Given problem:
Scan the data below for the string "name". Show every line where it turns up.

Rows:
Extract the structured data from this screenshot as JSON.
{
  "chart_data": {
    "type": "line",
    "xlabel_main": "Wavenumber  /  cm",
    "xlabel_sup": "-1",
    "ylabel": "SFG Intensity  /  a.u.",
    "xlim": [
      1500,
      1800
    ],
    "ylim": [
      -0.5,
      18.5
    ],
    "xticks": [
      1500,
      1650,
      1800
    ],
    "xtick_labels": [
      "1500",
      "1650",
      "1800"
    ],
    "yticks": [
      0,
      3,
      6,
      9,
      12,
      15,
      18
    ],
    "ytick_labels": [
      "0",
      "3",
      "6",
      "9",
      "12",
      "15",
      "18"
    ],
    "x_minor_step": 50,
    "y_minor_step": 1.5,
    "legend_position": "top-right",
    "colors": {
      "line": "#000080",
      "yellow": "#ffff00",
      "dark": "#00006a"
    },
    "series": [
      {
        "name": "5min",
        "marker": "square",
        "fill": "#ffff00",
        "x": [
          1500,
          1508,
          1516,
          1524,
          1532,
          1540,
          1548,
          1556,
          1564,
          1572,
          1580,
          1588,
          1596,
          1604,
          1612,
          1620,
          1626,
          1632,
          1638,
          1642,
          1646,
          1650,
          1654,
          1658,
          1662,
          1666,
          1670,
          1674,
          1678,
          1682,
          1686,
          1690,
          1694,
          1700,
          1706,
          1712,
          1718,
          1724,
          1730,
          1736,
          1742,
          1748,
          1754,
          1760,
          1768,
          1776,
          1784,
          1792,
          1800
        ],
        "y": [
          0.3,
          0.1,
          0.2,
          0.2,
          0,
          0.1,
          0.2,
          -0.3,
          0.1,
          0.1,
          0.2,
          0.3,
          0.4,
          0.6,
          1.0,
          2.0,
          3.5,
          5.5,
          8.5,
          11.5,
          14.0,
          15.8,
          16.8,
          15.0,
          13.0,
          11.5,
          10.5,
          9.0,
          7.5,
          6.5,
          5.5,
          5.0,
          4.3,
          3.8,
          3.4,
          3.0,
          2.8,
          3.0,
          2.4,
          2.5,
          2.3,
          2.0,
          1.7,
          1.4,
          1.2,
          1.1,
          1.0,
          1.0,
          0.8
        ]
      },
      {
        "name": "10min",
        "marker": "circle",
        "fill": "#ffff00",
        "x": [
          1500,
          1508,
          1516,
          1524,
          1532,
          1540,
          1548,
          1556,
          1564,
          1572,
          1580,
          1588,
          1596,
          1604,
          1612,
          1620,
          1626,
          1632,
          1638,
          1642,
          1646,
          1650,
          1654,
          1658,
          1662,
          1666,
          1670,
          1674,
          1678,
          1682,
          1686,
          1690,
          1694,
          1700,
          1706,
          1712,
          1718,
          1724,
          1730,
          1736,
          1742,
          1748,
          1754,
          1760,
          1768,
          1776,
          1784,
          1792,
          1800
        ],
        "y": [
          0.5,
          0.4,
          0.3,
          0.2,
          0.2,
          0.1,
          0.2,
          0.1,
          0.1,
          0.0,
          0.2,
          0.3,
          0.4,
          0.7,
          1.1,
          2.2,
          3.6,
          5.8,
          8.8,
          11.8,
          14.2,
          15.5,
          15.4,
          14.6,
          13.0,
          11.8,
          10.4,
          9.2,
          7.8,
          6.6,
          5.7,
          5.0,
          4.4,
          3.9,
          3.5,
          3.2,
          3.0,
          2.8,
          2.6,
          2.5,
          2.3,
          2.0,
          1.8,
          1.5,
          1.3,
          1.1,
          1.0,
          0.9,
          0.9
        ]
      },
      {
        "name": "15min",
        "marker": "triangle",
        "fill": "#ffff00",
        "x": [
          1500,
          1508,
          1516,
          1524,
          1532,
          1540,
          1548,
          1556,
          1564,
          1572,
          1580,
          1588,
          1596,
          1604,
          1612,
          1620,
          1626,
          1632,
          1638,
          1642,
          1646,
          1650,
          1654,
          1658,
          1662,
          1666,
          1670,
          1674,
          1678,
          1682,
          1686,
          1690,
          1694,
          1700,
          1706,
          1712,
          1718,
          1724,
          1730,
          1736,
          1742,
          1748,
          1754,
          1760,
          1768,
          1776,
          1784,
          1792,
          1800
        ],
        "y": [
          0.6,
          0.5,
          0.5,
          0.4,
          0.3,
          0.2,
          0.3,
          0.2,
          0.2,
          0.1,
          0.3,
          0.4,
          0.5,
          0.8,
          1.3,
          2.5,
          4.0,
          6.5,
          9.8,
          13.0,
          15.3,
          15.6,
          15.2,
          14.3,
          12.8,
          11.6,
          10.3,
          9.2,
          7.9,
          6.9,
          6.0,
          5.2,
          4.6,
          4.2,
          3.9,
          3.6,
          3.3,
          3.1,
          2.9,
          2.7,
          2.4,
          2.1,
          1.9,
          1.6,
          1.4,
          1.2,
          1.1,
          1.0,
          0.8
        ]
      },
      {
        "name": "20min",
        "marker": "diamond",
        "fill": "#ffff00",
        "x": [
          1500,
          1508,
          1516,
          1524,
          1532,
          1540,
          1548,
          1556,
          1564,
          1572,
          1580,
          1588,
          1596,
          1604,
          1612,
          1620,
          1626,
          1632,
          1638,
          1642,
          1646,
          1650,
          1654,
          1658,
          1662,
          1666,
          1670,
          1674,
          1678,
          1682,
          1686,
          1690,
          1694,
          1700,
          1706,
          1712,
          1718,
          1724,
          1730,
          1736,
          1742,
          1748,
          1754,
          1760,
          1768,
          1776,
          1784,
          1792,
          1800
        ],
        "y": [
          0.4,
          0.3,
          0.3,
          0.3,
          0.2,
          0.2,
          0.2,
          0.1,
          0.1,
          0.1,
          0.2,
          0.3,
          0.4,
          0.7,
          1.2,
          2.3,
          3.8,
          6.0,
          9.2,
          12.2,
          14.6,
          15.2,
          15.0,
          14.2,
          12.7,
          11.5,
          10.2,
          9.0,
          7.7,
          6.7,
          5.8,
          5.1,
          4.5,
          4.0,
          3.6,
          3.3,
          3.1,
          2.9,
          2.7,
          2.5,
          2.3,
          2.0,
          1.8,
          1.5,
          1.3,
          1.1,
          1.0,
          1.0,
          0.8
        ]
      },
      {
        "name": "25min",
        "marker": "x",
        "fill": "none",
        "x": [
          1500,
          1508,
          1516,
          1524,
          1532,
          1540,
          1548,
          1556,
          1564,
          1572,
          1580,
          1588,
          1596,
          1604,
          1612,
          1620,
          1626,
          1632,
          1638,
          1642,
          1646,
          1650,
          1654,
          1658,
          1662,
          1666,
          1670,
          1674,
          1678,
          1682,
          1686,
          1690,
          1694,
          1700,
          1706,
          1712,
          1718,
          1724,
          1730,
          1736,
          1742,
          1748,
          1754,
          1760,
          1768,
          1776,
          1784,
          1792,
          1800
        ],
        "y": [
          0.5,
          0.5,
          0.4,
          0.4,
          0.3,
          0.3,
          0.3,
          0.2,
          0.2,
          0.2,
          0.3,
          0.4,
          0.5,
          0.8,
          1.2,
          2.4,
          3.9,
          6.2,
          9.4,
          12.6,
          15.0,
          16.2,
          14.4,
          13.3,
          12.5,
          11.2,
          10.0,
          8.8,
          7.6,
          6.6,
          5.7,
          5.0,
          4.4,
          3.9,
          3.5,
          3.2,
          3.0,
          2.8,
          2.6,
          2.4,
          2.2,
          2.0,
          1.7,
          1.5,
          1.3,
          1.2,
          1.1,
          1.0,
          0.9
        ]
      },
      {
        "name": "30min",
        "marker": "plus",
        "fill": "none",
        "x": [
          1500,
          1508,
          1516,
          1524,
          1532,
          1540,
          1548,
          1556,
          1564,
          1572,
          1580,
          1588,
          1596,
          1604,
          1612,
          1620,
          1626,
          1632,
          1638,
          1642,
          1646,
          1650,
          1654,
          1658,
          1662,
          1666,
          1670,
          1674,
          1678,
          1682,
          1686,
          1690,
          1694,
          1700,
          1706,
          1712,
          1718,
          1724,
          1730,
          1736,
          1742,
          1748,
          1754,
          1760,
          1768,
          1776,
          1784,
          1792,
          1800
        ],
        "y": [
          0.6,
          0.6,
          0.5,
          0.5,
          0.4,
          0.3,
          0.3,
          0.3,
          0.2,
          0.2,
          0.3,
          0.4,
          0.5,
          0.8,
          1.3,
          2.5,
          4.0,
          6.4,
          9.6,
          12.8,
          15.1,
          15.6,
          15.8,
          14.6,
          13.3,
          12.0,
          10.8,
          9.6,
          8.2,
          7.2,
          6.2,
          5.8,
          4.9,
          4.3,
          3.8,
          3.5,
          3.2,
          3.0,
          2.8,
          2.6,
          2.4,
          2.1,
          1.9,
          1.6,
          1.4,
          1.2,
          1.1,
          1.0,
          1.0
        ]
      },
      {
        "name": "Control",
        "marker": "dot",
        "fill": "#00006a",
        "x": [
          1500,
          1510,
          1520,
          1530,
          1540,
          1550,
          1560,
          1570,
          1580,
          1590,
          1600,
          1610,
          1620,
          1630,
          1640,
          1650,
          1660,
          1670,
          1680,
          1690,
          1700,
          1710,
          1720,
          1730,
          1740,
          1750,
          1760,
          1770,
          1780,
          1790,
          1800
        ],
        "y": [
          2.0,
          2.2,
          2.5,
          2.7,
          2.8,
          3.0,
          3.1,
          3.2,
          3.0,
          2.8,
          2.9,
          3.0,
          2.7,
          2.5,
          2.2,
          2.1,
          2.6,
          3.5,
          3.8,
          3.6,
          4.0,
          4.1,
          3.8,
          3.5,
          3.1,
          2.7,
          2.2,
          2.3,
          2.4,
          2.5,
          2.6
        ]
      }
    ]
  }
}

The result:
        "name": "5min",
        "name": "10min",
        "name": "15min",
        "name": "20min",
        "name": "25min",
        "name": "30min",
        "name": "Control",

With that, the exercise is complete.